** Goal of the exercise **
Retype each line exactly. Skip images.
====== Provided records
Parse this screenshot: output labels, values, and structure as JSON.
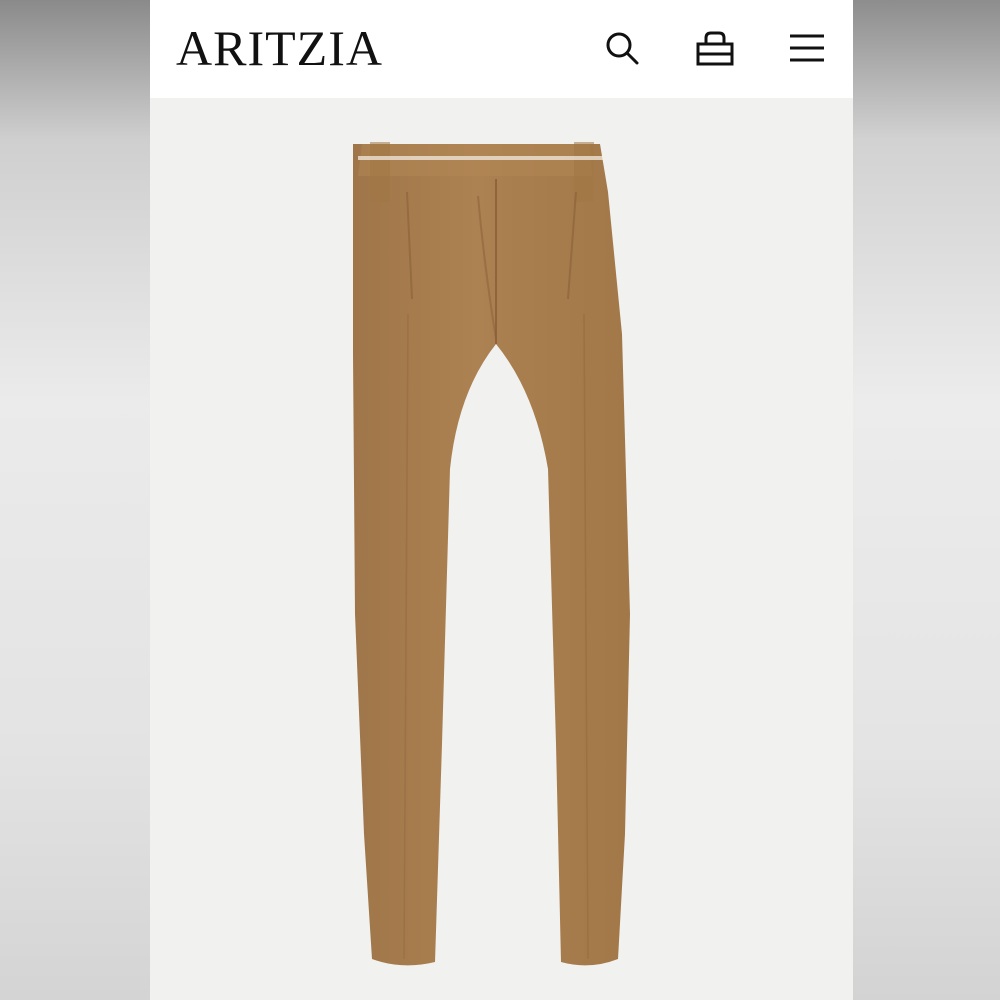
{
  "header": {
    "brand": "ARITZIA",
    "icons": {
      "search": "search-icon",
      "bag": "shopping-bag-icon",
      "menu": "menu-icon"
    }
  },
  "product": {
    "image": "product-image",
    "color": "#a97f4e"
  },
  "colors": {
    "header_bg": "#ffffff",
    "page_bg": "#f1f1f0",
    "text": "#111111"
  }
}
============
** Result **
Parse this screenshot: output labels, values, and structure as JSON.
{
  "header": {
    "brand": "ARITZIA",
    "icons": {
      "search": "search-icon",
      "bag": "shopping-bag-icon",
      "menu": "menu-icon"
    }
  },
  "product": {
    "image": "product-image",
    "color": "#a97f4e"
  },
  "colors": {
    "header_bg": "#ffffff",
    "page_bg": "#f1f1f0",
    "text": "#111111"
  }
}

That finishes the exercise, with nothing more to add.